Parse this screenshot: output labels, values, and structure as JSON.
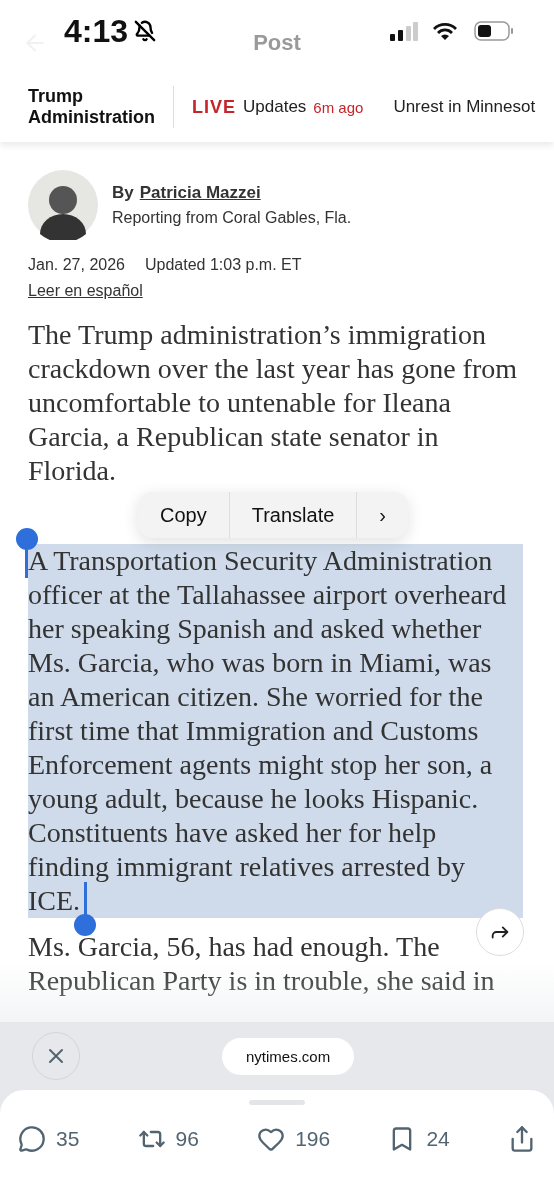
{
  "status_bar": {
    "time": "4:13",
    "silent": true
  },
  "nav": {
    "title": "Post"
  },
  "topic_bar": {
    "section": "Trump Administration",
    "live_label": "LIVE",
    "live_text": "Updates",
    "live_time": "6m ago",
    "next_topic": "Unrest in Minnesot"
  },
  "byline": {
    "prefix": "By",
    "author": "Patricia Mazzei",
    "location": "Reporting from Coral Gables, Fla."
  },
  "dateline": {
    "date": "Jan. 27, 2026",
    "updated": "Updated 1:03 p.m. ET",
    "language_link": "Leer en español"
  },
  "paragraphs": [
    {
      "text": "The Trump administration’s immigration crackdown over the last year has gone from uncomfortable to untenable for Ileana Garcia, a Republican state senator in Florida.",
      "selected": false
    },
    {
      "text": "A Transportation Security Administration officer at the Tallahassee airport overheard her speaking Spanish and asked whether Ms. Garcia, who was born in Miami, was an American citizen. She worried for the first time that Immigration and Customs Enforcement agents might stop her son, a young adult, because he looks Hispanic. Constituents have asked her for help finding immigrant relatives arrested by ICE.",
      "selected": true
    },
    {
      "text": "Ms. Garcia, 56, has had enough. The Republican Party is in trouble, she said in",
      "selected": false
    }
  ],
  "context_menu": {
    "items": [
      "Copy",
      "Translate"
    ],
    "more": "›"
  },
  "browser_bar": {
    "url": "nytimes.com"
  },
  "actions": [
    {
      "kind": "reply",
      "count": "35"
    },
    {
      "kind": "repost",
      "count": "96"
    },
    {
      "kind": "like",
      "count": "196"
    },
    {
      "kind": "bookmark",
      "count": "24"
    },
    {
      "kind": "share"
    }
  ]
}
□ □ □ □ □
EXERCISE TASK –
Filter the data for the string "kind" and copy every line that has it.

SOLUTION TO THE PROBLEM –
      "kind": "reply",
      "kind": "repost",
      "kind": "like",
      "kind": "bookmark",
      "kind": "share"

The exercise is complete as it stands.